--- Start of EXTRACTED DATA ---
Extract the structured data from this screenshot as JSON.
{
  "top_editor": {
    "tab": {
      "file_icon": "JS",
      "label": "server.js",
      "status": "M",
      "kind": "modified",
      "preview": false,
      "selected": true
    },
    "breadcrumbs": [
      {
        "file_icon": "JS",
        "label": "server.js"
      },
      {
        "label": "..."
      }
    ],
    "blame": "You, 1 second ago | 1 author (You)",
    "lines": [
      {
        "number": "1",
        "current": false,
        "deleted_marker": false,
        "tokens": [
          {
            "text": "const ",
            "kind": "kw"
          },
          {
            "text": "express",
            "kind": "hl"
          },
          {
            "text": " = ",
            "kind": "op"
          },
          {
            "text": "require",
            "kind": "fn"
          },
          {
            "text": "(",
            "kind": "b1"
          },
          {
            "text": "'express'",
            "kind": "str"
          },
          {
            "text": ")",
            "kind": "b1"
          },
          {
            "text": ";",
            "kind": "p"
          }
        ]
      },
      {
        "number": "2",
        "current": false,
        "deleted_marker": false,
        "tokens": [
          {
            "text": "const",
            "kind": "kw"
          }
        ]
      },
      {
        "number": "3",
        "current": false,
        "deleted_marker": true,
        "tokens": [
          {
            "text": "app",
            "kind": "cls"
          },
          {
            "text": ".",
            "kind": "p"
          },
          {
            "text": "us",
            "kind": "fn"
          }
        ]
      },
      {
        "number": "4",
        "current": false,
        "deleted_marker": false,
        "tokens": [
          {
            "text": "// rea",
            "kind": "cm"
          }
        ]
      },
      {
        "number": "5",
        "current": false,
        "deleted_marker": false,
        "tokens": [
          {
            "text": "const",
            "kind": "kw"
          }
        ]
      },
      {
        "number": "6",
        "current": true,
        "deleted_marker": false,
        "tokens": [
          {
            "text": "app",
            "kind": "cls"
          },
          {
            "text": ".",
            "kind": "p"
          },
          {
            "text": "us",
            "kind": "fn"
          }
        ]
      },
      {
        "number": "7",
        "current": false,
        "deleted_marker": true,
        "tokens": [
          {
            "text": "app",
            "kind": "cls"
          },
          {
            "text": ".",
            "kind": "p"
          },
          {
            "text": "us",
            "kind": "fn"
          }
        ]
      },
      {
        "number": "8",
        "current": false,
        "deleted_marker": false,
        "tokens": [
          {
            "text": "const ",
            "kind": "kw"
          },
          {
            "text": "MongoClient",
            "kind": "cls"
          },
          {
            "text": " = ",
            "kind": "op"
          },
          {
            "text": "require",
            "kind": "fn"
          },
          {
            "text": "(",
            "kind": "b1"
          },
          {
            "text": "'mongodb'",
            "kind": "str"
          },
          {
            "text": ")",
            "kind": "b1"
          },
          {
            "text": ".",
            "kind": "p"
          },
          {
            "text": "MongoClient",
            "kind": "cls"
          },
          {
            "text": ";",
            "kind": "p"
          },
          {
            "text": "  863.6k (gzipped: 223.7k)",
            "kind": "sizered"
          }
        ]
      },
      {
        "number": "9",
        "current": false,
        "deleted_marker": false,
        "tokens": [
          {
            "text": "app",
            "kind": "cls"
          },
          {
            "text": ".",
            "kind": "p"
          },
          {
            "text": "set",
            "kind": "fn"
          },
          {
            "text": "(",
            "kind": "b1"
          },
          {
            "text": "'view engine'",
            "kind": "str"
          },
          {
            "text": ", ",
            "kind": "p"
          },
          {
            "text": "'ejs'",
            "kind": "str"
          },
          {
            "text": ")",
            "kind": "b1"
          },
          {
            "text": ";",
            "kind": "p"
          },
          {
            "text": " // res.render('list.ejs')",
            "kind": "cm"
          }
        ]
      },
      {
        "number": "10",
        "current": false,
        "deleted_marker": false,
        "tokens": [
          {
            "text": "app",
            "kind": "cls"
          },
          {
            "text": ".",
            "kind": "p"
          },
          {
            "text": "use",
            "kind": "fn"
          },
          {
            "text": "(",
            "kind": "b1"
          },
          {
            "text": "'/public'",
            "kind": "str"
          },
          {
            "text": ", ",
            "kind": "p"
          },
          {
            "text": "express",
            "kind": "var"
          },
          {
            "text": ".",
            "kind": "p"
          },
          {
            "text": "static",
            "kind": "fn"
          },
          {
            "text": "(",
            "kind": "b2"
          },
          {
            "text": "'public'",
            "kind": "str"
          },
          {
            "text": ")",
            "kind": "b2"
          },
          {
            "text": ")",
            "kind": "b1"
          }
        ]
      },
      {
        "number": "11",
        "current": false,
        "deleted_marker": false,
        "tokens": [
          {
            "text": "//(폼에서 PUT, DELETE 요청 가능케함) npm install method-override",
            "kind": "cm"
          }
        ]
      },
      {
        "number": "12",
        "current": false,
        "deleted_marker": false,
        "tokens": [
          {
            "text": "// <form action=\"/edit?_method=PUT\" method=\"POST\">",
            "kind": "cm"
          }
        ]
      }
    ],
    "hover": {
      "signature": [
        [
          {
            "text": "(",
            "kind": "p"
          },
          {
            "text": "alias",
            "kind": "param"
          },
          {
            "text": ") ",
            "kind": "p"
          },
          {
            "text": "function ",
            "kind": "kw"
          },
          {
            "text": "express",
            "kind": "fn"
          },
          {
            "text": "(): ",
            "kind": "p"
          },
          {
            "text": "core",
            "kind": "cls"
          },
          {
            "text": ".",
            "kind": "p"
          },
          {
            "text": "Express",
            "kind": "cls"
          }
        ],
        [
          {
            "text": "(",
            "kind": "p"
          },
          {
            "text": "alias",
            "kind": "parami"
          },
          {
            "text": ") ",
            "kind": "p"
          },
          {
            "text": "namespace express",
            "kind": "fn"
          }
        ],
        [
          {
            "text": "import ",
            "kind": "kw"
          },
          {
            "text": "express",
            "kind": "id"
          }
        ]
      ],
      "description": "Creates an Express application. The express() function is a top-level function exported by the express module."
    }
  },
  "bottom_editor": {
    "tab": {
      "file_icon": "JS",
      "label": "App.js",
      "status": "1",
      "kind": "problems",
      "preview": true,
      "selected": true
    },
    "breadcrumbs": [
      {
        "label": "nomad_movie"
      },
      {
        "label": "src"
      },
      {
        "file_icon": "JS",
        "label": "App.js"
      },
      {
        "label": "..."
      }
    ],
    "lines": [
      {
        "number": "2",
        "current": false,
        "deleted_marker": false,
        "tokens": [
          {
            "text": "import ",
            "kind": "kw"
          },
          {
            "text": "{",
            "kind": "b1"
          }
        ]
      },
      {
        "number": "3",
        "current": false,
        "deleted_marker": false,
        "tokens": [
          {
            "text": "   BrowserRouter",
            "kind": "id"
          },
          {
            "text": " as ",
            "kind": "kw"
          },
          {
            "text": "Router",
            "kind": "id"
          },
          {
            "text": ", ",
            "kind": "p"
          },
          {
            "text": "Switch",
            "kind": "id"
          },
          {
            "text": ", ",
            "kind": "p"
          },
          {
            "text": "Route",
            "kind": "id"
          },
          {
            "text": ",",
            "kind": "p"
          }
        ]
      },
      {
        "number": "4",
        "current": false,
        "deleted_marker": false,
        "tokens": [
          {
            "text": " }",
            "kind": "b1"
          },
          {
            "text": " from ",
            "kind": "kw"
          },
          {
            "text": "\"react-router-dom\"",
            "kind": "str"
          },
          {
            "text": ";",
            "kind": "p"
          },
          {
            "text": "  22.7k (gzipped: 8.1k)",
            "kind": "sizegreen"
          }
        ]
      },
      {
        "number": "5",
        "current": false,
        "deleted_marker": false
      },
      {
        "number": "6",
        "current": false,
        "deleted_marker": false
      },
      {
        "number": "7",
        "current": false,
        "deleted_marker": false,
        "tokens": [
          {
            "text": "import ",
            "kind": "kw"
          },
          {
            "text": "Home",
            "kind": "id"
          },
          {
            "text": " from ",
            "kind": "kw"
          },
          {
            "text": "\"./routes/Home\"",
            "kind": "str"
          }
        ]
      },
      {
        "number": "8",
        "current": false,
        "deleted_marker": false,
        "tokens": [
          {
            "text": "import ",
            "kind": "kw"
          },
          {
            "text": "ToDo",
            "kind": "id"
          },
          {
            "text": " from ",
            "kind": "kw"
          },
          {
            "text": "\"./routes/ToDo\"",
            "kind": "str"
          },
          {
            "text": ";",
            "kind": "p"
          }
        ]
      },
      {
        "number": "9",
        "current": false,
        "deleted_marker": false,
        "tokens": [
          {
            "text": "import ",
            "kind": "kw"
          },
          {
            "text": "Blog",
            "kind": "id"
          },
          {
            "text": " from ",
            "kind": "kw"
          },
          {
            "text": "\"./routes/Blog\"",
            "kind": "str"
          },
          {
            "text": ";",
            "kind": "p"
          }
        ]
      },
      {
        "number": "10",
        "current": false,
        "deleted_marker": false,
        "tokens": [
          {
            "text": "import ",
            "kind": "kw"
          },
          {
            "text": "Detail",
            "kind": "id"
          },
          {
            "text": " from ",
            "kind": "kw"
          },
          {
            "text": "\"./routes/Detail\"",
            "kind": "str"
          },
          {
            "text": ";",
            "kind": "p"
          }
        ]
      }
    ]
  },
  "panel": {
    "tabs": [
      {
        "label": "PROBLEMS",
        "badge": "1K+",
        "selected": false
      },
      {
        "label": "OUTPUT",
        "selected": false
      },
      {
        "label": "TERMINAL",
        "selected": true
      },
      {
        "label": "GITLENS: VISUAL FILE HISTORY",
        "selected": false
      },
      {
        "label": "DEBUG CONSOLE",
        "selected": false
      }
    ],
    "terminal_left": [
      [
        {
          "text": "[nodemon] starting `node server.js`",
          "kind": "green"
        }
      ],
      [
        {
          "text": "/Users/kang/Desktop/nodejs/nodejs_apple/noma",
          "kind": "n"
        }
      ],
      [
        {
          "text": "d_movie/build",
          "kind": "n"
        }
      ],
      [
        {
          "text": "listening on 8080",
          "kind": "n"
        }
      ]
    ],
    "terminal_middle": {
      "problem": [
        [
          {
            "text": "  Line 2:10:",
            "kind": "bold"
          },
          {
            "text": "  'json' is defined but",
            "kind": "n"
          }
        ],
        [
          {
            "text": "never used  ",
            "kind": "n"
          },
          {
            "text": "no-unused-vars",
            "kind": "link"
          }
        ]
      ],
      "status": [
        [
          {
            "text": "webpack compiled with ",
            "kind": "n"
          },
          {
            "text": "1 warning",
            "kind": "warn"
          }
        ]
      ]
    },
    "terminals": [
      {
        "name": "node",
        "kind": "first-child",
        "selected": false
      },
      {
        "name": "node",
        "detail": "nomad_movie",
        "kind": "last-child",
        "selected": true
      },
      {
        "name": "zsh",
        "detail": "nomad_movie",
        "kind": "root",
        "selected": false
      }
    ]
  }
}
--- End of EXTRACTED DATA ---
▸ GIVEN TASK
Your task is to gather every line with the word "gzipped" and copy it.

▸ THE OUTPUT
            "text": "  863.6k (gzipped: 223.7k)",
            "text": "  22.7k (gzipped: 8.1k)",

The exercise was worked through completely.